(Stored data entries)
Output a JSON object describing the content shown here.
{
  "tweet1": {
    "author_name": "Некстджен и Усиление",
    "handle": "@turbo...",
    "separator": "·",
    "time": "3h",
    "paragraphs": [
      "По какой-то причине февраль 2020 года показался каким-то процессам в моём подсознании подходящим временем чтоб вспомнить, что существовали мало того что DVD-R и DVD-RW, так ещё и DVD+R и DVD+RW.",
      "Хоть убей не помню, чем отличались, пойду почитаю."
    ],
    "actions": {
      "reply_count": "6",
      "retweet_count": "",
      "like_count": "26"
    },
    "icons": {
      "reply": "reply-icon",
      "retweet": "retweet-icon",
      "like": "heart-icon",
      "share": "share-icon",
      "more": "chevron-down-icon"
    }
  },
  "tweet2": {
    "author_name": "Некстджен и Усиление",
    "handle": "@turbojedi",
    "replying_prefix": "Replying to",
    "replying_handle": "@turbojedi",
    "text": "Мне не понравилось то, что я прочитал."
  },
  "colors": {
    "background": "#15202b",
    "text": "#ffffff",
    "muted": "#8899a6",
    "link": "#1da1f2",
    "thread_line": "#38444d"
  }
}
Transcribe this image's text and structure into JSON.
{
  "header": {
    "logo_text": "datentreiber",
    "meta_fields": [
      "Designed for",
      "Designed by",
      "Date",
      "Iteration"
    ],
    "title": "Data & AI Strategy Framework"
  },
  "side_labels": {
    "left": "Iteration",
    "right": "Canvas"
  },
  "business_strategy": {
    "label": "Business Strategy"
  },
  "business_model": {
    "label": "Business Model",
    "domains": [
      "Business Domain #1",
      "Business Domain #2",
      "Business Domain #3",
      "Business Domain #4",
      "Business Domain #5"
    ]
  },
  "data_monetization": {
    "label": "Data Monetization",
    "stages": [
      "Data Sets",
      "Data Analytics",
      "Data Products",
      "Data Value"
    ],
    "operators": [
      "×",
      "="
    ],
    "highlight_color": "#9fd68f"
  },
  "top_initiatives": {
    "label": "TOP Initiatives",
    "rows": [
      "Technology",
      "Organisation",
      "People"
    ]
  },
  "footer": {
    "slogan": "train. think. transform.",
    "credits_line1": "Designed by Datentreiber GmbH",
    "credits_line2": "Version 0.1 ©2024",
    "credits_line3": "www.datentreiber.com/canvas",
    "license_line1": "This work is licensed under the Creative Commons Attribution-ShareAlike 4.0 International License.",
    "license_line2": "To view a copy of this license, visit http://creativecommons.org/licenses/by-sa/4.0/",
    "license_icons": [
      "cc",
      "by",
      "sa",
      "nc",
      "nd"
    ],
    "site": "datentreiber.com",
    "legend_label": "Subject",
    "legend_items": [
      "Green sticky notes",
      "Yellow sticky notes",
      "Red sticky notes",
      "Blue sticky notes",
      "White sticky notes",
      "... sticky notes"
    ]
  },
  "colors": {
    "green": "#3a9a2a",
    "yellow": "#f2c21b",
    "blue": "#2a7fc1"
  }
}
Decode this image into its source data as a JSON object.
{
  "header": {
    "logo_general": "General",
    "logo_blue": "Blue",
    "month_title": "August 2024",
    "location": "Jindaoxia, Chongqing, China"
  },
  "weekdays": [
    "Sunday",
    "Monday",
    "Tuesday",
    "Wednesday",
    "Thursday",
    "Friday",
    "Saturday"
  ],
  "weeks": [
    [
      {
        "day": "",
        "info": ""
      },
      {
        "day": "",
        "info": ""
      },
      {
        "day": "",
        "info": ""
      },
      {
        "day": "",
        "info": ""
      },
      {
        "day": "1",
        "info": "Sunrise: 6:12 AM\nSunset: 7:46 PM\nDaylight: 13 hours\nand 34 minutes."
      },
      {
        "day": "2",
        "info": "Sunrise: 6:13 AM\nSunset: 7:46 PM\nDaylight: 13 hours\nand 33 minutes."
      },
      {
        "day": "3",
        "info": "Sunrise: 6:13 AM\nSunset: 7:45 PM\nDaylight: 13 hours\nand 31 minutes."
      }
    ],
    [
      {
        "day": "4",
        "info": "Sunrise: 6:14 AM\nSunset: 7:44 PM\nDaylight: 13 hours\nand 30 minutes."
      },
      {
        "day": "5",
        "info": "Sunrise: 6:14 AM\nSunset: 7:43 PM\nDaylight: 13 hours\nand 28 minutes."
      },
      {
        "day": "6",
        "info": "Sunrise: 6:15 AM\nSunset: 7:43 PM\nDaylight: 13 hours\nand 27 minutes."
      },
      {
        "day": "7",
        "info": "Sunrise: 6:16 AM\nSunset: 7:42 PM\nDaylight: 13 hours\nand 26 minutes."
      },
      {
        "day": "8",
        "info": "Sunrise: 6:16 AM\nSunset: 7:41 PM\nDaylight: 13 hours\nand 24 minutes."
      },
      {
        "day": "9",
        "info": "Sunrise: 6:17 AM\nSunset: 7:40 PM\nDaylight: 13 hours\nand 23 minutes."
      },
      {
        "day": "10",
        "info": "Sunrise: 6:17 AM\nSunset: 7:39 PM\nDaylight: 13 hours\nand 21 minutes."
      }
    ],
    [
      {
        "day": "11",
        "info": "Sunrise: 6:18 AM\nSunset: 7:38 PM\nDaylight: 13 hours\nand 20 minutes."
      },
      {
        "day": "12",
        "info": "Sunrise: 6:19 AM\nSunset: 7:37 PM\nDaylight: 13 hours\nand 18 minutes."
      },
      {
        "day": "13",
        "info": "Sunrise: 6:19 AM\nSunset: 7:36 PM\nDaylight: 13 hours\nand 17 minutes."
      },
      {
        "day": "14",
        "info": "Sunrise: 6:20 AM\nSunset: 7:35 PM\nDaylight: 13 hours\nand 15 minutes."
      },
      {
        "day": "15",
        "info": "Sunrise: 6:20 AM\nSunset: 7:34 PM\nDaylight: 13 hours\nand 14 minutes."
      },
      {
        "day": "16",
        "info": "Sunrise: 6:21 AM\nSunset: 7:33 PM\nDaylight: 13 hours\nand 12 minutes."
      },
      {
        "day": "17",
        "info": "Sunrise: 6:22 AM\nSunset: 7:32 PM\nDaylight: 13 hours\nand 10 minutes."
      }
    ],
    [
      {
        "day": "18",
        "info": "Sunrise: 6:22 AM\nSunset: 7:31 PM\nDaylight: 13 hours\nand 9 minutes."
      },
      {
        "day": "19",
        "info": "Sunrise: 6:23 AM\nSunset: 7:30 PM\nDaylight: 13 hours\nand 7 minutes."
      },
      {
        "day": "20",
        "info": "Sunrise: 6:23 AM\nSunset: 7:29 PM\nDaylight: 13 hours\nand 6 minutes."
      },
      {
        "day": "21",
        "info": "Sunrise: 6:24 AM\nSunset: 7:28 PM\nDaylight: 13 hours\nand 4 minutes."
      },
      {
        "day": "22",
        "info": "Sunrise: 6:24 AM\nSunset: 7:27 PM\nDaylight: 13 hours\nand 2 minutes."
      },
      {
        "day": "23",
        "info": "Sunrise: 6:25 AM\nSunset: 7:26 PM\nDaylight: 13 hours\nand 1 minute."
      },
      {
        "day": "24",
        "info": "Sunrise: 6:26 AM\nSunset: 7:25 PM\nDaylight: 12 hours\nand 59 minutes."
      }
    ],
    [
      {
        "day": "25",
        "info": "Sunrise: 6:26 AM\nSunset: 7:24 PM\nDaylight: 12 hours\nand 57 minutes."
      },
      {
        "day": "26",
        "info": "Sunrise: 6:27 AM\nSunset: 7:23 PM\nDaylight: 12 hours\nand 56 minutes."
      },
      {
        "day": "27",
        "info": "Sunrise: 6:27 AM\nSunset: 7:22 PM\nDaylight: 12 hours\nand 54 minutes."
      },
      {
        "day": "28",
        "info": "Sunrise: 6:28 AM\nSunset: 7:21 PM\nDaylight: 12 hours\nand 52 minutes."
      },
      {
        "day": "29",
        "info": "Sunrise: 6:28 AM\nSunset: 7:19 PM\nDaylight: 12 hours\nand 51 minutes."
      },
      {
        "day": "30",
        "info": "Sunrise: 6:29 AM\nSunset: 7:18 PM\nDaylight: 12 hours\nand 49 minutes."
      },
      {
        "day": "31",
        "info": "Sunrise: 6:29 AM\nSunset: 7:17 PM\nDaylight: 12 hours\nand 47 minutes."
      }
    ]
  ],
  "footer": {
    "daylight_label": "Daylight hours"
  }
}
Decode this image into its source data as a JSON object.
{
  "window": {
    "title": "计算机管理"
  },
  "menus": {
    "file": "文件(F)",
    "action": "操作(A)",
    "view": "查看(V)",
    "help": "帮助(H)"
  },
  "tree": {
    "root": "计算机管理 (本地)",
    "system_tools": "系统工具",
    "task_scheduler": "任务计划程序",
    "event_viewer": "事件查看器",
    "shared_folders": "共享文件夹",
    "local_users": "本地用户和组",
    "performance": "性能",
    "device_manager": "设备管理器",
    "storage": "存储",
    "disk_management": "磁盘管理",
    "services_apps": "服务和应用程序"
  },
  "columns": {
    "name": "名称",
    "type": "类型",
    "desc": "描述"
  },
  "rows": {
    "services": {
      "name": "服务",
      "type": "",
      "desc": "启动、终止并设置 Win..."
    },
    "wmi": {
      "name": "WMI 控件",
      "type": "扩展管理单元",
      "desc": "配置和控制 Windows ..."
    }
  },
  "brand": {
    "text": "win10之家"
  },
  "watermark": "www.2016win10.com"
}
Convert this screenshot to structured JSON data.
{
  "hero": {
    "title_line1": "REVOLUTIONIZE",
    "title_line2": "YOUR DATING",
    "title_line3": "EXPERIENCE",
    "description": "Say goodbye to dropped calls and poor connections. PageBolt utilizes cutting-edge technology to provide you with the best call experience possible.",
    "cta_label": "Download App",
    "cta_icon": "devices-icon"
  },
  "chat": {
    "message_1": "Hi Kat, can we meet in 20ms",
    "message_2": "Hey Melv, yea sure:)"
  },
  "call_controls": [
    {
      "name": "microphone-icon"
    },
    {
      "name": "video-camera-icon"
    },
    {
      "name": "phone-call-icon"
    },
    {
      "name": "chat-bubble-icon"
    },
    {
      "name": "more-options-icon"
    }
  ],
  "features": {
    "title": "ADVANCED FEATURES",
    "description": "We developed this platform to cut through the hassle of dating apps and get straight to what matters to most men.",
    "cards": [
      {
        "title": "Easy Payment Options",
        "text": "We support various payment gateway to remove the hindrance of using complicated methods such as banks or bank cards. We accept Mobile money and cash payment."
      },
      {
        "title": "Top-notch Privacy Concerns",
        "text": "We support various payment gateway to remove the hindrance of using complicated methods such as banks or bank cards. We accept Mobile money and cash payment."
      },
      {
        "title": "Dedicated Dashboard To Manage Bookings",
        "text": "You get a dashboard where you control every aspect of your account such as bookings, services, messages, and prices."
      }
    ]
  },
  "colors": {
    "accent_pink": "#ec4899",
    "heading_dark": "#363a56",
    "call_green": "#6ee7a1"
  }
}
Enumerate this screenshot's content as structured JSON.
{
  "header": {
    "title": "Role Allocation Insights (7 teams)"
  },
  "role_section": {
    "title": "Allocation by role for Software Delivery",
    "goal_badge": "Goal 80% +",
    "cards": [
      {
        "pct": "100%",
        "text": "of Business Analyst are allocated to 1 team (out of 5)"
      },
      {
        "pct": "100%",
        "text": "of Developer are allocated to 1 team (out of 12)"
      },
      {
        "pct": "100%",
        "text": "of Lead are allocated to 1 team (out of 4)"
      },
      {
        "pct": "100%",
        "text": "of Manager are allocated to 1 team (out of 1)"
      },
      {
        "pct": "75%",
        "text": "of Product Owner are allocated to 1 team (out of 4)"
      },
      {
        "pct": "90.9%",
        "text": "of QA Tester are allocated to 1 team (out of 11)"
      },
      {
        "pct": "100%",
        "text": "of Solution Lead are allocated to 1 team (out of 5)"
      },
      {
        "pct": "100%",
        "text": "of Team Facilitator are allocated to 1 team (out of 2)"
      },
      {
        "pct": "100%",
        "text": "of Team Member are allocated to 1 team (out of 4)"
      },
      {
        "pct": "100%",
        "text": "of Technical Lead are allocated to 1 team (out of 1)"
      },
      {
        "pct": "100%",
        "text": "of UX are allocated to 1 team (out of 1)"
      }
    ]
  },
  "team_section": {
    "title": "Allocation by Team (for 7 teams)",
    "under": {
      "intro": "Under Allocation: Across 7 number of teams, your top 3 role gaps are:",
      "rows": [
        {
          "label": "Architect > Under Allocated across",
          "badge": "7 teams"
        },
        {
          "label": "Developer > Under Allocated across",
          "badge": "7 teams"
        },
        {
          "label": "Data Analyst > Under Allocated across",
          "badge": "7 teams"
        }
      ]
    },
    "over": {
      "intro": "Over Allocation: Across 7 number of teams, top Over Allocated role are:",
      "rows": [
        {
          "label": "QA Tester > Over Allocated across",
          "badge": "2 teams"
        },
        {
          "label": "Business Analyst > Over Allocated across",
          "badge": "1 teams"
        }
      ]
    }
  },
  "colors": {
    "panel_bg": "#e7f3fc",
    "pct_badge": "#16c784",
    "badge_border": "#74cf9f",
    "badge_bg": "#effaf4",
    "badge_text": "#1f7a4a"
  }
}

**Set exercise:**
Count how many lines above contain the word "structured". Reply with the number alone.

**Response to this exercise:**
2